▶ DIRECTION: Please give the entries again in full and exactly, without any picture.

# SOURCE RECORDS start

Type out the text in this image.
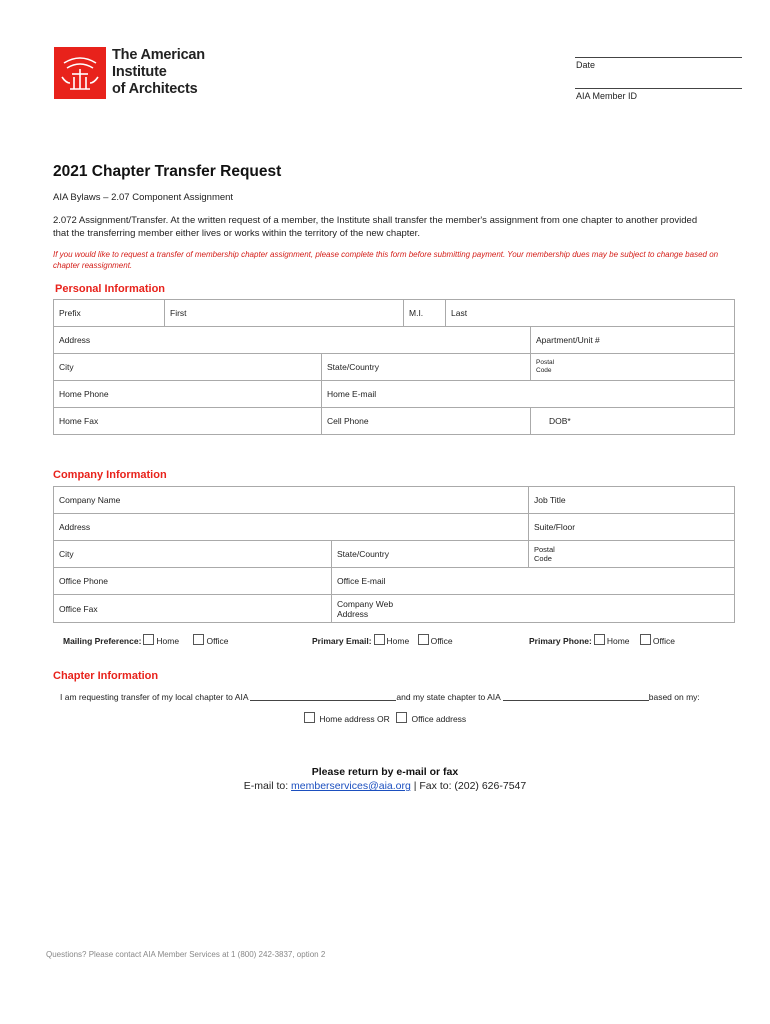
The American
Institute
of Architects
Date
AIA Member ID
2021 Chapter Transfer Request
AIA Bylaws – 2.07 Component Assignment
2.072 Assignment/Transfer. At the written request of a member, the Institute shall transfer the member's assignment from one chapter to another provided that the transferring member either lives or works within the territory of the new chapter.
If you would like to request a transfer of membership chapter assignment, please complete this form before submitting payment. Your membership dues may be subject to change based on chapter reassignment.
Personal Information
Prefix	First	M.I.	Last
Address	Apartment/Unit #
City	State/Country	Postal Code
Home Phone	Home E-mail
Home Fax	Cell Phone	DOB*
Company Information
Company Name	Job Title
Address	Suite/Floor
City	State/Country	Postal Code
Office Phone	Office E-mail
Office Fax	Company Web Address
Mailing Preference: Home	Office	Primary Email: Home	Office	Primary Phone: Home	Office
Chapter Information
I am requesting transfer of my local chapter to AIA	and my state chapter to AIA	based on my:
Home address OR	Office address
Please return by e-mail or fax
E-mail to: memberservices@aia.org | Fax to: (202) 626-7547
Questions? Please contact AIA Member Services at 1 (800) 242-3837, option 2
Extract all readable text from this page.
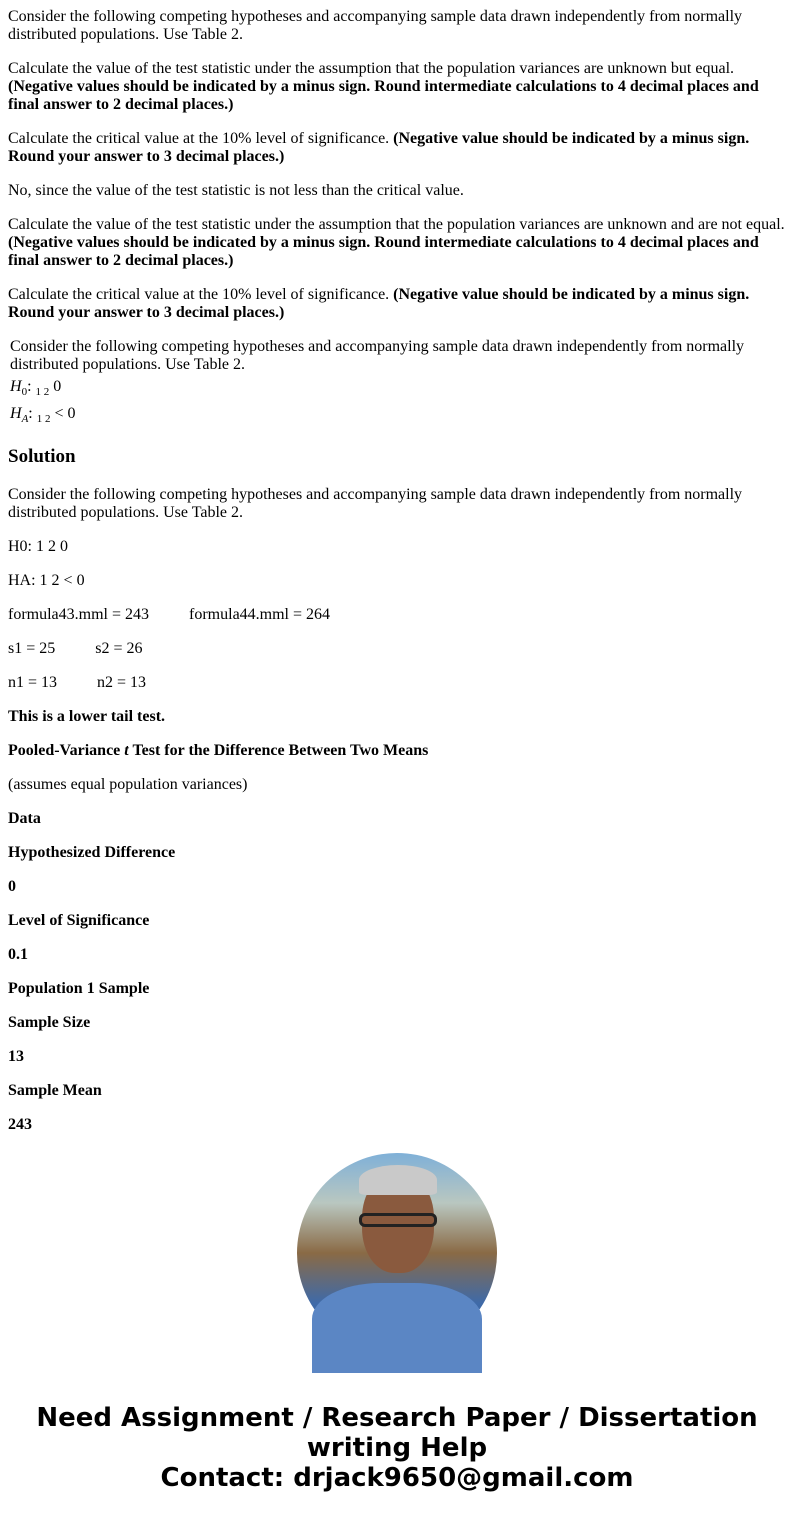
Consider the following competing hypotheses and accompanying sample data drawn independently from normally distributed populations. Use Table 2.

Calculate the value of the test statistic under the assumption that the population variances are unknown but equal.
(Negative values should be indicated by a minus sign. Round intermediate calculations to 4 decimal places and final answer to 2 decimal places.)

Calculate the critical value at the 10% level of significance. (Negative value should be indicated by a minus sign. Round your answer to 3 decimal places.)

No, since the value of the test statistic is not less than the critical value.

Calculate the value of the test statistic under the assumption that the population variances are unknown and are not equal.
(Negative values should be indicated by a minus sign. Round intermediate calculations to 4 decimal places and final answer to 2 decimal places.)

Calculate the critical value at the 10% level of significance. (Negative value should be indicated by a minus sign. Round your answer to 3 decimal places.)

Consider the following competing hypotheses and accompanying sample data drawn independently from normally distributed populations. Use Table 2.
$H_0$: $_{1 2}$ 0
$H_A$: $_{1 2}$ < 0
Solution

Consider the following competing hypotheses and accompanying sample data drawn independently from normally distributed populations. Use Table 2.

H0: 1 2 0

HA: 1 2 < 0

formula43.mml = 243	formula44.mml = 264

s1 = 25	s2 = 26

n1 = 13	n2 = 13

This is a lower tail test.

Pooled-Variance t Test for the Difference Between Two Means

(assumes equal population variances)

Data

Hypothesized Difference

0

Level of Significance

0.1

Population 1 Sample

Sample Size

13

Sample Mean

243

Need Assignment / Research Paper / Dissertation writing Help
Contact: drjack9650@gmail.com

# SOURCE RECORDS end

▶ RESULT FOR THIS TASK:
Type out the text in this image.
The American
Institute
of Architects
Date
AIA Member ID
2021 Chapter Transfer Request
AIA Bylaws – 2.07 Component Assignment
2.072 Assignment/Transfer. At the written request of a member, the Institute shall transfer the member's assignment from one chapter to another provided that the transferring member either lives or works within the territory of the new chapter.
If you would like to request a transfer of membership chapter assignment, please complete this form before submitting payment. Your membership dues may be subject to change based on chapter reassignment.
Personal Information
Prefix	First	M.I.	Last
Address	Apartment/Unit #
City	State/Country	Postal Code
Home Phone	Home E-mail
Home Fax	Cell Phone	DOB*
Company Information
Company Name	Job Title
Address	Suite/Floor
City	State/Country	Postal Code
Office Phone	Office E-mail
Office Fax	Company Web Address
Mailing Preference: Home	Office	Primary Email: Home	Office	Primary Phone: Home	Office
Chapter Information
I am requesting transfer of my local chapter to AIA	and my state chapter to AIA	based on my:
Home address OR	Office address
Please return by e-mail or fax
E-mail to: memberservices@aia.org | Fax to: (202) 626-7547
Questions? Please contact AIA Member Services at 1 (800) 242-3837, option 2
Extract all readable text from this page.
Consider the following competing hypotheses and accompanying sample data drawn independently from normally distributed populations. Use Table 2.

Calculate the value of the test statistic under the assumption that the population variances are unknown but equal.
(Negative values should be indicated by a minus sign. Round intermediate calculations to 4 decimal places and final answer to 2 decimal places.)

Calculate the critical value at the 10% level of significance. (Negative value should be indicated by a minus sign. Round your answer to 3 decimal places.)

No, since the value of the test statistic is not less than the critical value.

Calculate the value of the test statistic under the assumption that the population variances are unknown and are not equal.
(Negative values should be indicated by a minus sign. Round intermediate calculations to 4 decimal places and final answer to 2 decimal places.)

Calculate the critical value at the 10% level of significance. (Negative value should be indicated by a minus sign. Round your answer to 3 decimal places.)

Consider the following competing hypotheses and accompanying sample data drawn independently from normally distributed populations. Use Table 2.
$H_0$: $_{1 2}$ 0
$H_A$: $_{1 2}$ < 0
Solution

Consider the following competing hypotheses and accompanying sample data drawn independently from normally distributed populations. Use Table 2.

H0: 1 2 0

HA: 1 2 < 0

formula43.mml = 243	formula44.mml = 264

s1 = 25	s2 = 26

n1 = 13	n2 = 13

This is a lower tail test.

Pooled-Variance t Test for the Difference Between Two Means

(assumes equal population variances)

Data

Hypothesized Difference

0

Level of Significance

0.1

Population 1 Sample

Sample Size

13

Sample Mean

243

Need Assignment / Research Paper / Dissertation writing Help
Contact: drjack9650@gmail.com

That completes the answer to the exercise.